## Direction
Narrow the data below down to the lines containing "local".

Stored dataset items:

================================

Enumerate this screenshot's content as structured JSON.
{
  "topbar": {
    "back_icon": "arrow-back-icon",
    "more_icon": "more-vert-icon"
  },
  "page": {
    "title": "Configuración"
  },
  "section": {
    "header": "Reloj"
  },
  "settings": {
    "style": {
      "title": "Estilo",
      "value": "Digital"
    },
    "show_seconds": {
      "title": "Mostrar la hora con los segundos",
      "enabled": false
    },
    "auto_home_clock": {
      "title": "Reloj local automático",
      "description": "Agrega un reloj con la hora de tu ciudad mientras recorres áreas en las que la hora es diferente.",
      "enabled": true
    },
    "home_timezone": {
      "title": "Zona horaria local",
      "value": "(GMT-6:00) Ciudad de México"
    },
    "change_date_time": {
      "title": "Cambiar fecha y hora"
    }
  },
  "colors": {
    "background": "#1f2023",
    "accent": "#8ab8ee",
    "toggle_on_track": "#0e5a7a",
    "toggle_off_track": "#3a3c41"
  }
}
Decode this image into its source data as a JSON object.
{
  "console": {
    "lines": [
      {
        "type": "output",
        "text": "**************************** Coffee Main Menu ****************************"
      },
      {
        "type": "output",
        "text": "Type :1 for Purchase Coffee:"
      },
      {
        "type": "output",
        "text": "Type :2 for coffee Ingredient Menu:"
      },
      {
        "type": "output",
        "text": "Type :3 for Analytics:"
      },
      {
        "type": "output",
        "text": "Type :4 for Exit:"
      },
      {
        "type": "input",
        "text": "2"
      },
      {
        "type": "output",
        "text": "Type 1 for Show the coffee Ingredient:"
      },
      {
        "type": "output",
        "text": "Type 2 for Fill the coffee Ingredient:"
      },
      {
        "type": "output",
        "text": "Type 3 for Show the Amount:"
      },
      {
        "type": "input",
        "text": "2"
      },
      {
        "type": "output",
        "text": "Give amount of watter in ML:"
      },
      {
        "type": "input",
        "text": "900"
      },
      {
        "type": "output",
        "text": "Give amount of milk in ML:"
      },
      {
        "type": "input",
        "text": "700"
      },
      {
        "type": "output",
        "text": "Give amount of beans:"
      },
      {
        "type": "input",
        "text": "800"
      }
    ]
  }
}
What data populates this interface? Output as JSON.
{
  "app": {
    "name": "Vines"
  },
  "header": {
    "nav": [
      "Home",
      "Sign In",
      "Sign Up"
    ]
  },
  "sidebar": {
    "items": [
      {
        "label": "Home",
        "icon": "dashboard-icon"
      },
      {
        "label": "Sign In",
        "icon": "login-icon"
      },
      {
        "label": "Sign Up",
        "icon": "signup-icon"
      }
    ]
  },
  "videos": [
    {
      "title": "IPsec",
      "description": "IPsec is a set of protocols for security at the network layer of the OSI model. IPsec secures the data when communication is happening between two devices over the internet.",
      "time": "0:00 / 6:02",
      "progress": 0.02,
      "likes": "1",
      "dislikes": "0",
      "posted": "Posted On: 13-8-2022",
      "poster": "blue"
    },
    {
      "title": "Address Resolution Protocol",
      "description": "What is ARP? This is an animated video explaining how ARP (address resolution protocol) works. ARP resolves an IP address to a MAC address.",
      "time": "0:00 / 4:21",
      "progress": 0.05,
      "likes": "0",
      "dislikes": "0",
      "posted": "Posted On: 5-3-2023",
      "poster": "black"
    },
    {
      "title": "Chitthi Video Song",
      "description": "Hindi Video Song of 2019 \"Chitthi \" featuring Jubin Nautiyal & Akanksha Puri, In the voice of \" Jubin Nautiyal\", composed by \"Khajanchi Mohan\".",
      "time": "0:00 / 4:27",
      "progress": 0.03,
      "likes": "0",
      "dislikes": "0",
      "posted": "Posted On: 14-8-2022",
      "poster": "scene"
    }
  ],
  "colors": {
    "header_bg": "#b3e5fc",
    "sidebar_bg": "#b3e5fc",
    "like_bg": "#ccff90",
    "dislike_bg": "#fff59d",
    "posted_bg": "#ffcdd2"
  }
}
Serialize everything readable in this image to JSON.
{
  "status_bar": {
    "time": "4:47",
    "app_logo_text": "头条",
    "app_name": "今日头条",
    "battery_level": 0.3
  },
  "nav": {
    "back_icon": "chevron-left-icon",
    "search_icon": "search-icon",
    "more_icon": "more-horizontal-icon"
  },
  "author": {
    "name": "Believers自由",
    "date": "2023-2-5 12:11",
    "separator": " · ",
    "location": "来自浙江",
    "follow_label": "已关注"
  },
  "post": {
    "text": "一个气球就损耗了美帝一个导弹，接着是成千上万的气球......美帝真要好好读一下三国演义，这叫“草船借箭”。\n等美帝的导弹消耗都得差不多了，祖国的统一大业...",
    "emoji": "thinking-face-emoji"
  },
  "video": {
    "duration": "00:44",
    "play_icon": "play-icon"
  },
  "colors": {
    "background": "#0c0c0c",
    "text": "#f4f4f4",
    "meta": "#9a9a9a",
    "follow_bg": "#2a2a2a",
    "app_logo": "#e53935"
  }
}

================================

## Task answer
      "title": "Reloj local automático",
      "title": "Zona horaria local",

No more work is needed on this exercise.